THE TASK
Images are not part of the copy; write out the rest of the data exactly as given.

RECORD SET
=-=-=-=-=
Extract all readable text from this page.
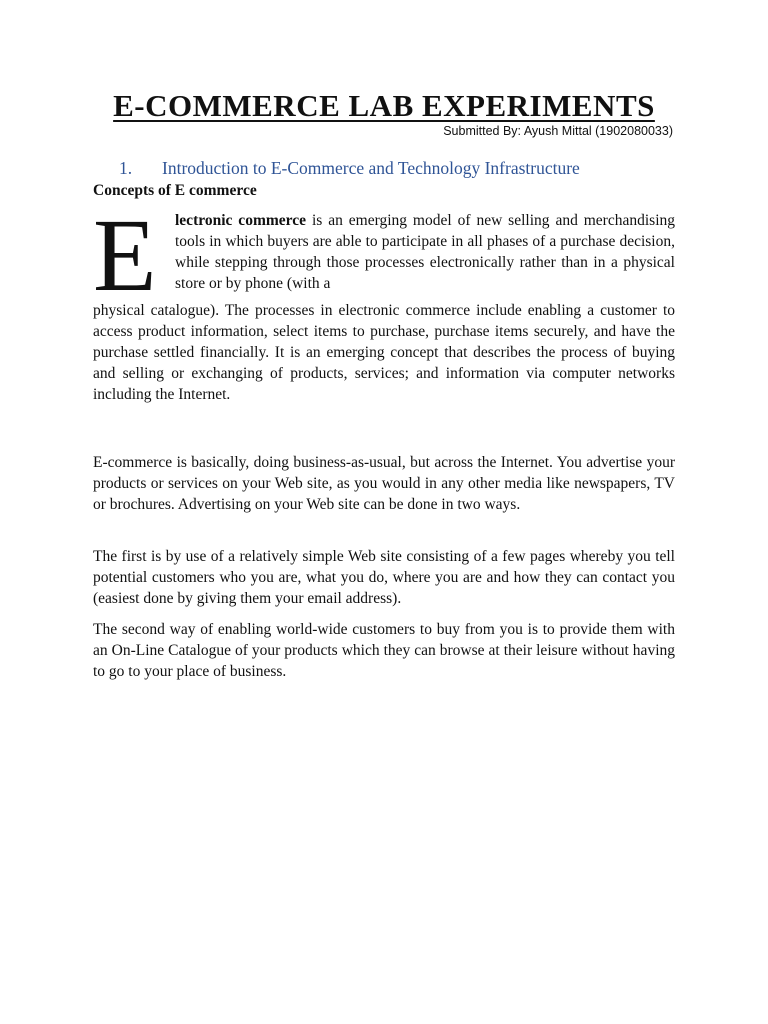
E-COMMERCE LAB EXPERIMENTS
Submitted By: Ayush Mittal (1902080033)
1. Introduction to E-Commerce and Technology Infrastructure
Concepts of E commerce
E	lectronic commerce is an emerging model of new selling and merchandising tools in which buyers are able to participate in all phases of a purchase decision, while stepping through those processes electronically rather than in a physical store or by phone (with a

physical catalogue). The processes in electronic commerce include enabling a customer to access product information, select items to purchase, purchase items securely, and have the purchase settled financially. It is an emerging concept that describes the process of buying and selling or exchanging of products, services; and information via computer networks including the Internet.

E-commerce is basically, doing business-as-usual, but across the Internet. You advertise your products or services on your Web site, as you would in any other media like newspapers, TV or brochures. Advertising on your Web site can be done in two ways.

The first is by use of a relatively simple Web site consisting of a few pages whereby you tell potential customers who you are, what you do, where you are and how they can contact you (easiest done by giving them your email address).

The second way of enabling world-wide customers to buy from you is to provide them with an On-Line Catalogue of your products which they can browse at their leisure without having to go to your place of business.
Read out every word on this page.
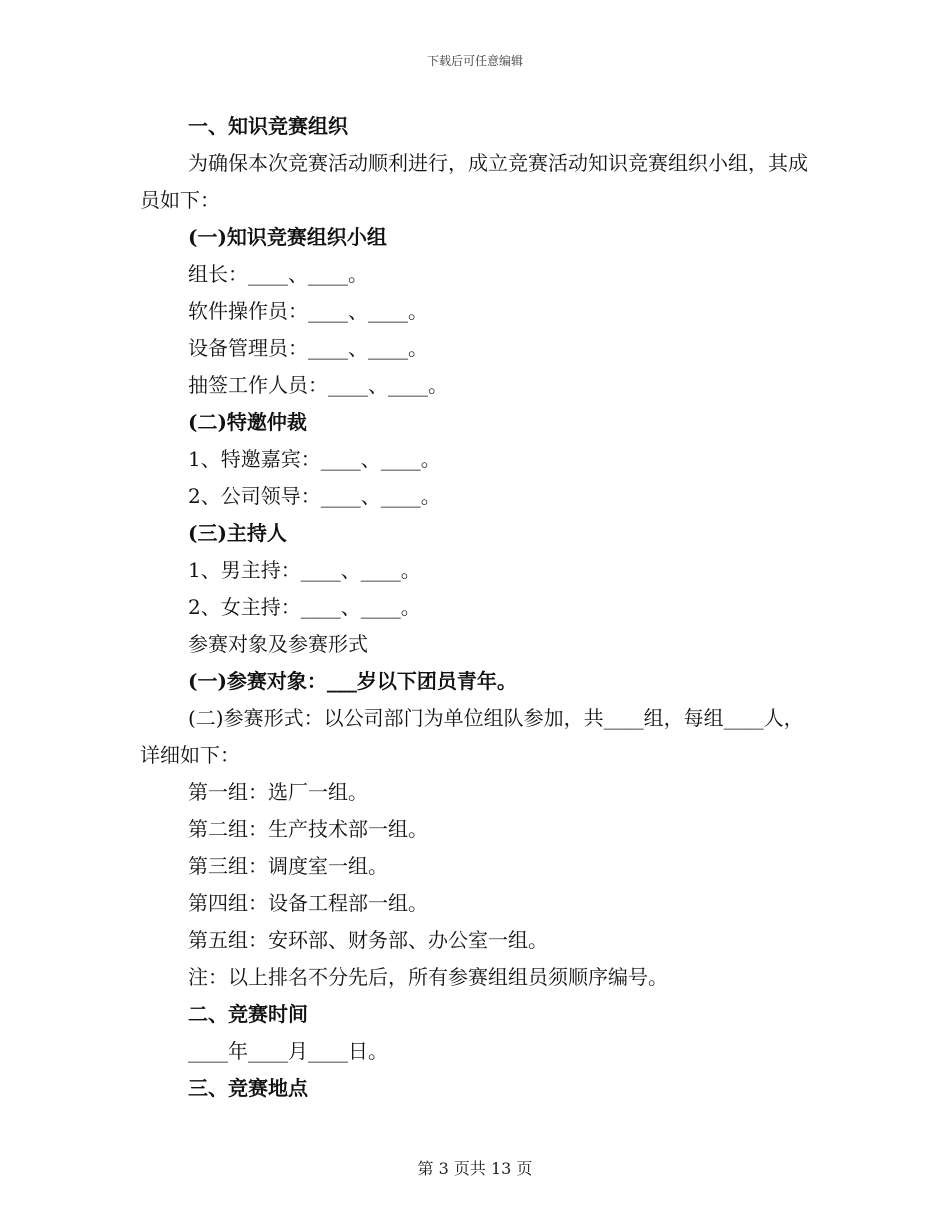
下载后可任意编辑
一、知识竞赛组织
为确保本次竞赛活动顺利进行，成立竞赛活动知识竞赛组织小组，其成员如下：
(一)知识竞赛组织小组
组长：____、____。
软件操作员：____、____。
设备管理员：____、____。
抽签工作人员：____、____。
(二)特邀仲裁
1、特邀嘉宾：____、____。
2、公司领导：____、____。
(三)主持人
1、男主持：____、____。
2、女主持：____、____。
参赛对象及参赛形式
(一)参赛对象：___岁以下团员青年。
(二)参赛形式：以公司部门为单位组队参加，共____组，每组____人，详细如下：
第一组：选厂一组。
第二组：生产技术部一组。
第三组：调度室一组。
第四组：设备工程部一组。
第五组：安环部、财务部、办公室一组。
注：以上排名不分先后，所有参赛组组员须顺序编号。
二、竞赛时间
____年____月____日。
三、竞赛地点
第 3 页共 13 页
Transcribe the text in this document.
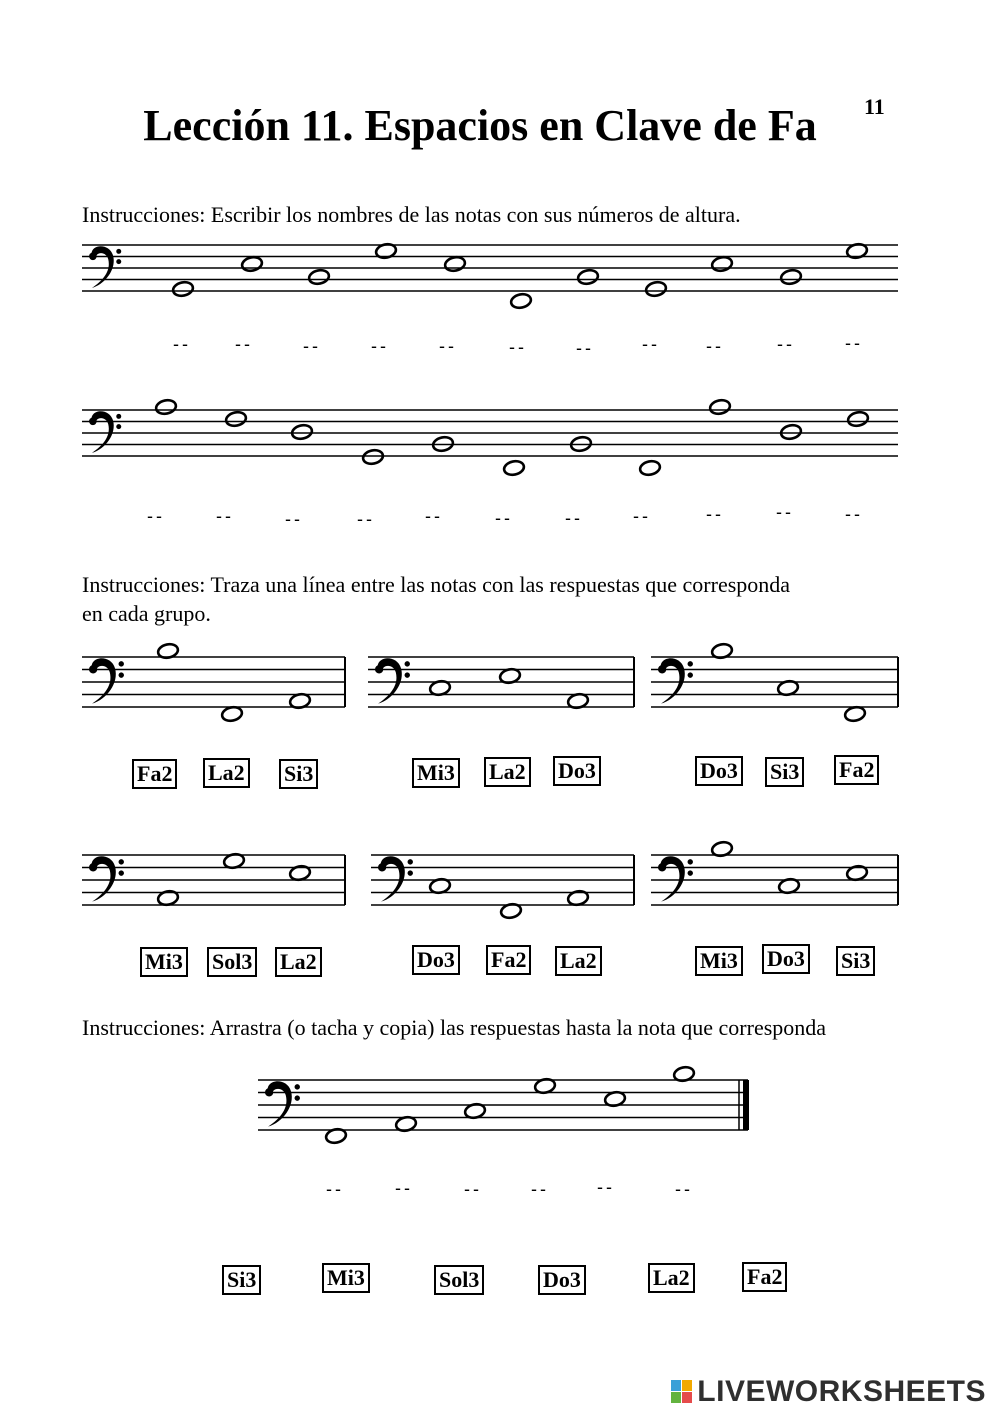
11
Lección 11. Espacios en Clave de Fa
Instrucciones: Escribir los nombres de las notas con sus números de altura.
Instrucciones: Traza una línea entre las notas con las respuestas que corresponda
en cada grupo.
Instrucciones: Arrastra (o tacha y copia) las respuestas hasta la nota que corresponda
-- --	--	--	--	--	--	--	--	--	--
--	--	--	--	--	--	--	--	--	--	--
--	--	--	--	--	--
Fa2 La2 Si3	Mi3 La2 Do3	Do3 Si3 Fa2
Mi3 Sol3 La2	Do3 Fa2 La2	Mi3 Do3 Si3
Si3	Mi3	Sol3	Do3	La2	Fa2
LIVEWORKSHEETS
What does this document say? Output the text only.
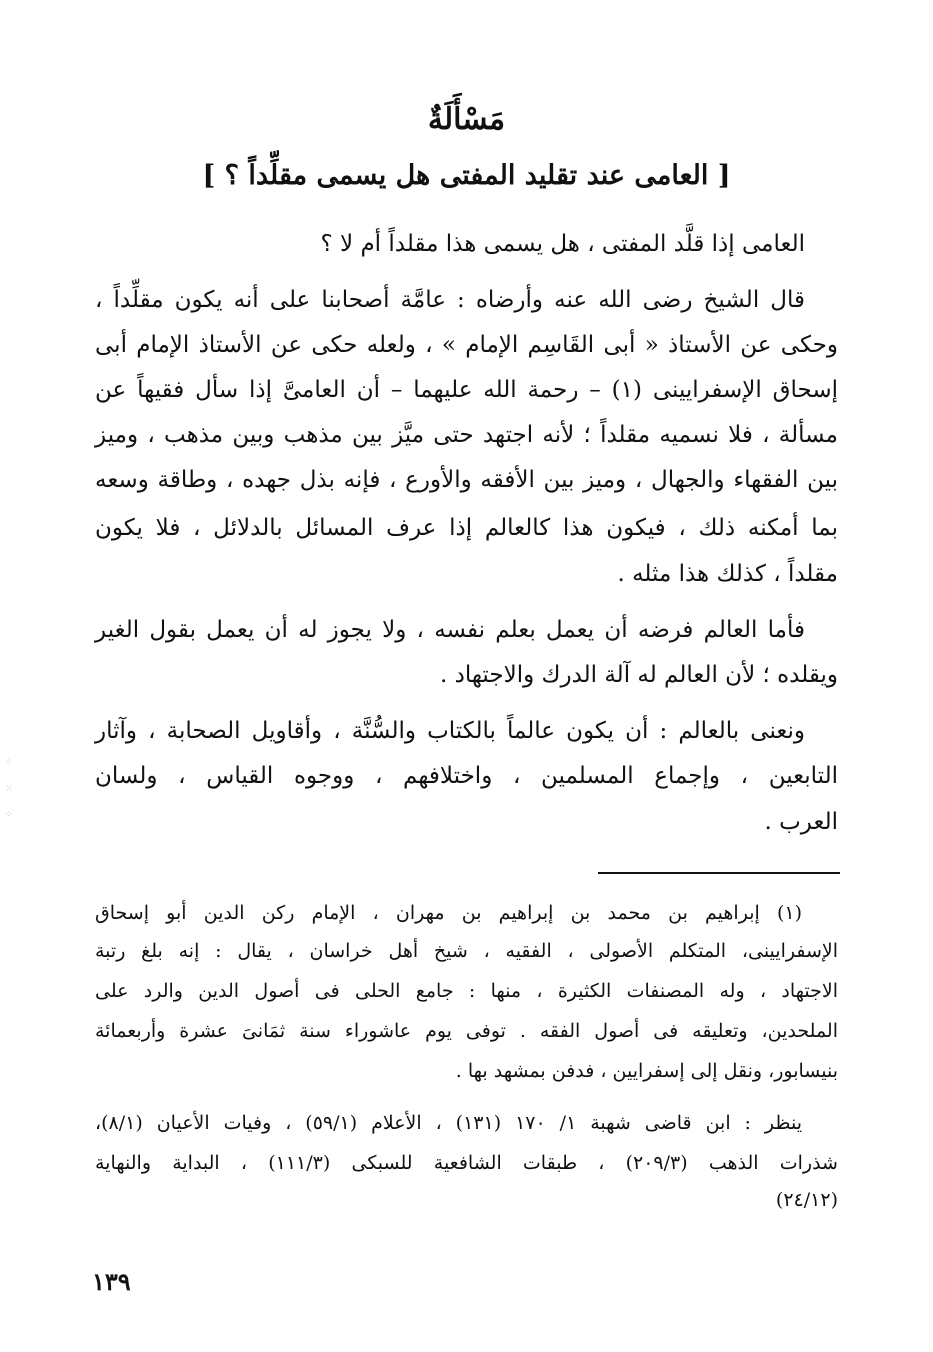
مَسْأَلَةٌ
[ العامى عند تقليد المفتى هل يسمى مقلِّداً ؟ ]
العامى إذا قلَّد المفتى ، هل يسمى هذا مقلداً أم لا ؟
قال الشيخ رضى الله عنه وأرضاه : عامَّة أصحابنا على أنه يكون مقلِّداً ،
وحكى عن الأستاذ « أبى القَاسِم الإمام » ، ولعله حكى عن الأستاذ الإمام أبى
إسحاق الإسفرايينى (١) – رحمة الله عليهما – أن العامىَّ إذا سأل فقيهاً عن
مسألة ، فلا نسميه مقلداً ؛ لأنه اجتهد حتى ميَّز بين مذهب وبين مذهب ، وميز
بين الفقهاء والجهال ، وميز بين الأفقه والأورع ، فإنه بذل جهده ، وطاقة وسعه
بما أمكنه ذلك ، فيكون هذا كالعالم إذا عرف المسائل بالدلائل ، فلا يكون
مقلداً ، كذلك هذا مثله .
فأما العالم فرضه أن يعمل بعلم نفسه ، ولا يجوز له أن يعمل بقول الغير
ويقلده ؛ لأن العالم له آلة الدرك والاجتهاد .
ونعنى بالعالم : أن يكون عالماً بالكتاب والسُّنَّة ، وأقاويل الصحابة ، وآثار
التابعين ، وإجماع المسلمين ، واختلافهم ، ووجوه القياس ، ولسان
العرب .
(١) إبراهيم بن محمد بن إبراهيم بن مهران ، الإمام ركن الدين أبو إسحاق
الإسفرايينى، المتكلم الأصولى ، الفقيه ، شيخ أهل خراسان ، يقال : إنه بلغ رتبة
الاجتهاد ، وله المصنفات الكثيرة ، منها : جامع الحلى فى أصول الدين والرد على
الملحدين، وتعليقه فى أصول الفقه . توفى يوم عاشوراء سنة ثمَانىَ عشرة وأربعمائة
بنيسابور، ونقل إلى إسفرايين ، فدفن بمشهد بها .
ينظر : ابن قاضى شهبة ١/ ١٧٠ (١٣١) ، الأعلام (٥٩/١) ، وفيات الأعيان (٨/١)،
شذرات الذهب (٢٠٩/٣) ، طبقات الشافعية للسبكى (١١١/٣) ، البداية والنهاية
(٢٤/١٢)
١٣٩
⁘
⁙
⁘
=-=-=-=-=
WRITTEN ANSWER
Extract all readable text from this page.
E-COMMERCE LAB EXPERIMENTS
Submitted By: Ayush Mittal (1902080033)
1. Introduction to E-Commerce and Technology Infrastructure
Concepts of E commerce
E	lectronic commerce is an emerging model of new selling and merchandising tools in which buyers are able to participate in all phases of a purchase decision, while stepping through those processes electronically rather than in a physical store or by phone (with a

physical catalogue). The processes in electronic commerce include enabling a customer to access product information, select items to purchase, purchase items securely, and have the purchase settled financially. It is an emerging concept that describes the process of buying and selling or exchanging of products, services; and information via computer networks including the Internet.

E-commerce is basically, doing business-as-usual, but across the Internet. You advertise your products or services on your Web site, as you would in any other media like newspapers, TV or brochures. Advertising on your Web site can be done in two ways.

The first is by use of a relatively simple Web site consisting of a few pages whereby you tell potential customers who you are, what you do, where you are and how they can contact you (easiest done by giving them your email address).

The second way of enabling world-wide customers to buy from you is to provide them with an On-Line Catalogue of your products which they can browse at their leisure without having to go to your place of business.
Read out every word on this page.
下载后可任意编辑
一、知识竞赛组织
为确保本次竞赛活动顺利进行，成立竞赛活动知识竞赛组织小组，其成员如下：
(一)知识竞赛组织小组
组长：____、____。
软件操作员：____、____。
设备管理员：____、____。
抽签工作人员：____、____。
(二)特邀仲裁
1、特邀嘉宾：____、____。
2、公司领导：____、____。
(三)主持人
1、男主持：____、____。
2、女主持：____、____。
参赛对象及参赛形式
(一)参赛对象：___岁以下团员青年。
(二)参赛形式：以公司部门为单位组队参加，共____组，每组____人，详细如下：
第一组：选厂一组。
第二组：生产技术部一组。
第三组：调度室一组。
第四组：设备工程部一组。
第五组：安环部、财务部、办公室一组。
注：以上排名不分先后，所有参赛组组员须顺序编号。
二、竞赛时间
____年____月____日。
三、竞赛地点
第 3 页共 13 页
Transcribe the text in this document.
11
Lección 11. Espacios en Clave de Fa
Instrucciones: Escribir los nombres de las notas con sus números de altura.
Instrucciones: Traza una línea entre las notas con las respuestas que corresponda
en cada grupo.
Instrucciones: Arrastra (o tacha y copia) las respuestas hasta la nota que corresponda
-- --	--	--	--	--	--	--	--	--	--
--	--	--	--	--	--	--	--	--	--	--
--	--	--	--	--	--
Fa2 La2 Si3	Mi3 La2 Do3	Do3 Si3 Fa2
Mi3 Sol3 La2	Do3 Fa2 La2	Mi3 Do3 Si3
Si3	Mi3	Sol3	Do3	La2	Fa2
LIVEWORKSHEETS
What does this document say? Output the text only.
مَسْأَلَةٌ
[ العامى عند تقليد المفتى هل يسمى مقلِّداً ؟ ]
العامى إذا قلَّد المفتى ، هل يسمى هذا مقلداً أم لا ؟
قال الشيخ رضى الله عنه وأرضاه : عامَّة أصحابنا على أنه يكون مقلِّداً ،
وحكى عن الأستاذ « أبى القَاسِم الإمام » ، ولعله حكى عن الأستاذ الإمام أبى
إسحاق الإسفرايينى (١) – رحمة الله عليهما – أن العامىَّ إذا سأل فقيهاً عن
مسألة ، فلا نسميه مقلداً ؛ لأنه اجتهد حتى ميَّز بين مذهب وبين مذهب ، وميز
بين الفقهاء والجهال ، وميز بين الأفقه والأورع ، فإنه بذل جهده ، وطاقة وسعه
بما أمكنه ذلك ، فيكون هذا كالعالم إذا عرف المسائل بالدلائل ، فلا يكون
مقلداً ، كذلك هذا مثله .
فأما العالم فرضه أن يعمل بعلم نفسه ، ولا يجوز له أن يعمل بقول الغير
ويقلده ؛ لأن العالم له آلة الدرك والاجتهاد .
ونعنى بالعالم : أن يكون عالماً بالكتاب والسُّنَّة ، وأقاويل الصحابة ، وآثار
التابعين ، وإجماع المسلمين ، واختلافهم ، ووجوه القياس ، ولسان
العرب .
(١) إبراهيم بن محمد بن إبراهيم بن مهران ، الإمام ركن الدين أبو إسحاق
الإسفرايينى، المتكلم الأصولى ، الفقيه ، شيخ أهل خراسان ، يقال : إنه بلغ رتبة
الاجتهاد ، وله المصنفات الكثيرة ، منها : جامع الحلى فى أصول الدين والرد على
الملحدين، وتعليقه فى أصول الفقه . توفى يوم عاشوراء سنة ثمَانىَ عشرة وأربعمائة
بنيسابور، ونقل إلى إسفرايين ، فدفن بمشهد بها .
ينظر : ابن قاضى شهبة ١/ ١٧٠ (١٣١) ، الأعلام (٥٩/١) ، وفيات الأعيان (٨/١)،
شذرات الذهب (٢٠٩/٣) ، طبقات الشافعية للسبكى (١١١/٣) ، البداية والنهاية
(٢٤/١٢)
١٣٩
⁘
⁙
⁘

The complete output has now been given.